REQUIRED TASK
Print out each record below, unaltered and complete, without its images.

PROVIDED INFORMATION

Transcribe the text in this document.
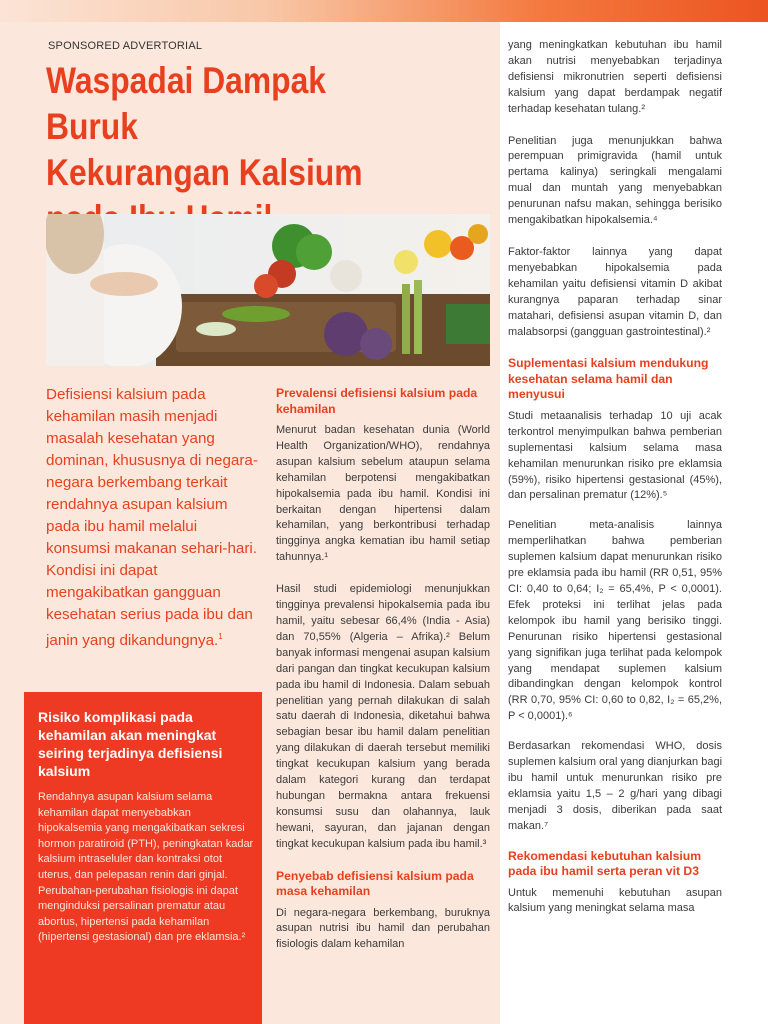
SPONSORED ADVERTORIAL
Waspadai Dampak Buruk
Kekurangan Kalsium

Defisiensi kalsium pada kehamilan masih menjadi masalah kesehatan yang dominan, khususnya di negara-negara berkembang terkait rendahnya asupan kalsium pada ibu hamil melalui konsumsi makanan sehari-hari. Kondisi ini dapat mengakibatkan gangguan kesehatan serius pada ibu dan janin yang dikandungnya.$^1$
Risiko komplikasi pada kehamilan akan meningkat seiring terjadinya defisiensi kalsium
Rendahnya asupan kalsium selama kehamilan dapat menyebabkan hipokalsemia yang mengakibatkan sekresi hormon paratiroid (PTH), peningkatan kadar kalsium intraseluler dan kontraksi otot uterus, dan pelepasan renin dari ginjal. Perubahan-perubahan fisiologis ini dapat menginduksi persalinan prematur atau abortus, hipertensi pada kehamilan (hipertensi gestasional) dan pre eklamsia.²
Prevalensi defisiensi kalsium pada kehamilan
Menurut badan kesehatan dunia (World Health Organization/WHO), rendahnya asupan kalsium sebelum ataupun selama kehamilan berpotensi mengakibatkan hipokalsemia pada ibu hamil. Kondisi ini berkaitan dengan hipertensi dalam kehamilan, yang berkontribusi terhadap tingginya angka kematian ibu hamil setiap tahunnya.¹
Hasil studi epidemiologi menunjukkan tingginya prevalensi hipokalsemia pada ibu hamil, yaitu sebesar 66,4% (India - Asia) dan 70,55% (Algeria – Afrika).² Belum banyak informasi mengenai asupan kalsium dari pangan dan tingkat kecukupan kalsium pada ibu hamil di Indonesia. Dalam sebuah penelitian yang pernah dilakukan di salah satu daerah di Indonesia, diketahui bahwa sebagian besar ibu hamil dalam penelitian yang dilakukan di daerah tersebut memiliki tingkat kecukupan kalsium yang berada dalam kategori kurang dan terdapat hubungan bermakna antara frekuensi konsumsi susu dan olahannya, lauk hewani, sayuran, dan jajanan dengan tingkat kecukupan kalsium pada ibu hamil.³
Penyebab defisiensi kalsium pada masa kehamilan
Di negara-negara berkembang, buruknya asupan nutrisi ibu hamil dan perubahan fisiologis dalam kehamilan
yang meningkatkan kebutuhan ibu hamil akan nutrisi menyebabkan terjadinya defisiensi mikronutrien seperti defisiensi kalsium yang dapat berdampak negatif terhadap kesehatan tulang.²
Penelitian juga menunjukkan bahwa perempuan primigravida (hamil untuk pertama kalinya) seringkali mengalami mual dan muntah yang menyebabkan penurunan nafsu makan, sehingga berisiko mengakibatkan hipokalsemia.⁴
Faktor-faktor lainnya yang dapat menyebabkan hipokalsemia pada kehamilan yaitu defisiensi vitamin D akibat kurangnya paparan terhadap sinar matahari, defisiensi asupan vitamin D, dan malabsorpsi (gangguan gastrointestinal).²
Suplementasi kalsium mendukung kesehatan selama hamil dan menyusui
Studi metaanalisis terhadap 10 uji acak terkontrol menyimpulkan bahwa pemberian suplementasi kalsium selama masa kehamilan menurunkan risiko pre eklamsia (59%), risiko hipertensi gestasional (45%), dan persalinan prematur (12%).⁵
Penelitian meta-analisis lainnya memperlihatkan bahwa pemberian suplemen kalsium dapat menurunkan risiko pre eklamsia pada ibu hamil (RR 0,51, 95% CI: 0,40 to 0,64; I₂ = 65,4%, P < 0,0001). Efek proteksi ini terlihat jelas pada kelompok ibu hamil yang berisiko tinggi. Penurunan risiko hipertensi gestasional yang signifikan juga terlihat pada kelompok yang mendapat suplemen kalsium dibandingkan dengan kelompok kontrol (RR 0,70, 95% CI: 0,60 to 0,82, I₂ = 65,2%, P < 0,0001).⁶
Berdasarkan rekomendasi WHO, dosis suplemen kalsium oral yang dianjurkan bagi ibu hamil untuk menurunkan risiko pre eklamsia yaitu 1,5 – 2 g/hari yang dibagi menjadi 3 dosis, diberikan pada saat makan.⁷
Rekomendasi kebutuhan kalsium pada ibu hamil serta peran vit D3
Untuk memenuhi kebutuhan asupan kalsium yang meningkat selama masa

FULL SOLUTION
Transcribe the text in this document.
SPONSORED ADVERTORIAL
Waspadai Dampak Buruk
Kekurangan Kalsium

Defisiensi kalsium pada kehamilan masih menjadi masalah kesehatan yang dominan, khususnya di negara-negara berkembang terkait rendahnya asupan kalsium pada ibu hamil melalui konsumsi makanan sehari-hari. Kondisi ini dapat mengakibatkan gangguan kesehatan serius pada ibu dan janin yang dikandungnya.$^1$
Risiko komplikasi pada kehamilan akan meningkat seiring terjadinya defisiensi kalsium
Rendahnya asupan kalsium selama kehamilan dapat menyebabkan hipokalsemia yang mengakibatkan sekresi hormon paratiroid (PTH), peningkatan kadar kalsium intraseluler dan kontraksi otot uterus, dan pelepasan renin dari ginjal. Perubahan-perubahan fisiologis ini dapat menginduksi persalinan prematur atau abortus, hipertensi pada kehamilan (hipertensi gestasional) dan pre eklamsia.²
Prevalensi defisiensi kalsium pada kehamilan
Menurut badan kesehatan dunia (World Health Organization/WHO), rendahnya asupan kalsium sebelum ataupun selama kehamilan berpotensi mengakibatkan hipokalsemia pada ibu hamil. Kondisi ini berkaitan dengan hipertensi dalam kehamilan, yang berkontribusi terhadap tingginya angka kematian ibu hamil setiap tahunnya.¹
Hasil studi epidemiologi menunjukkan tingginya prevalensi hipokalsemia pada ibu hamil, yaitu sebesar 66,4% (India - Asia) dan 70,55% (Algeria – Afrika).² Belum banyak informasi mengenai asupan kalsium dari pangan dan tingkat kecukupan kalsium pada ibu hamil di Indonesia. Dalam sebuah penelitian yang pernah dilakukan di salah satu daerah di Indonesia, diketahui bahwa sebagian besar ibu hamil dalam penelitian yang dilakukan di daerah tersebut memiliki tingkat kecukupan kalsium yang berada dalam kategori kurang dan terdapat hubungan bermakna antara frekuensi konsumsi susu dan olahannya, lauk hewani, sayuran, dan jajanan dengan tingkat kecukupan kalsium pada ibu hamil.³
Penyebab defisiensi kalsium pada masa kehamilan
Di negara-negara berkembang, buruknya asupan nutrisi ibu hamil dan perubahan fisiologis dalam kehamilan
yang meningkatkan kebutuhan ibu hamil akan nutrisi menyebabkan terjadinya defisiensi mikronutrien seperti defisiensi kalsium yang dapat berdampak negatif terhadap kesehatan tulang.²
Penelitian juga menunjukkan bahwa perempuan primigravida (hamil untuk pertama kalinya) seringkali mengalami mual dan muntah yang menyebabkan penurunan nafsu makan, sehingga berisiko mengakibatkan hipokalsemia.⁴
Faktor-faktor lainnya yang dapat menyebabkan hipokalsemia pada kehamilan yaitu defisiensi vitamin D akibat kurangnya paparan terhadap sinar matahari, defisiensi asupan vitamin D, dan malabsorpsi (gangguan gastrointestinal).²
Suplementasi kalsium mendukung kesehatan selama hamil dan menyusui
Studi metaanalisis terhadap 10 uji acak terkontrol menyimpulkan bahwa pemberian suplementasi kalsium selama masa kehamilan menurunkan risiko pre eklamsia (59%), risiko hipertensi gestasional (45%), dan persalinan prematur (12%).⁵
Penelitian meta-analisis lainnya memperlihatkan bahwa pemberian suplemen kalsium dapat menurunkan risiko pre eklamsia pada ibu hamil (RR 0,51, 95% CI: 0,40 to 0,64; I₂ = 65,4%, P < 0,0001). Efek proteksi ini terlihat jelas pada kelompok ibu hamil yang berisiko tinggi. Penurunan risiko hipertensi gestasional yang signifikan juga terlihat pada kelompok yang mendapat suplemen kalsium dibandingkan dengan kelompok kontrol (RR 0,70, 95% CI: 0,60 to 0,82, I₂ = 65,2%, P < 0,0001).⁶
Berdasarkan rekomendasi WHO, dosis suplemen kalsium oral yang dianjurkan bagi ibu hamil untuk menurunkan risiko pre eklamsia yaitu 1,5 – 2 g/hari yang dibagi menjadi 3 dosis, diberikan pada saat makan.⁷
Rekomendasi kebutuhan kalsium pada ibu hamil serta peran vit D3
Untuk memenuhi kebutuhan asupan kalsium yang meningkat selama masa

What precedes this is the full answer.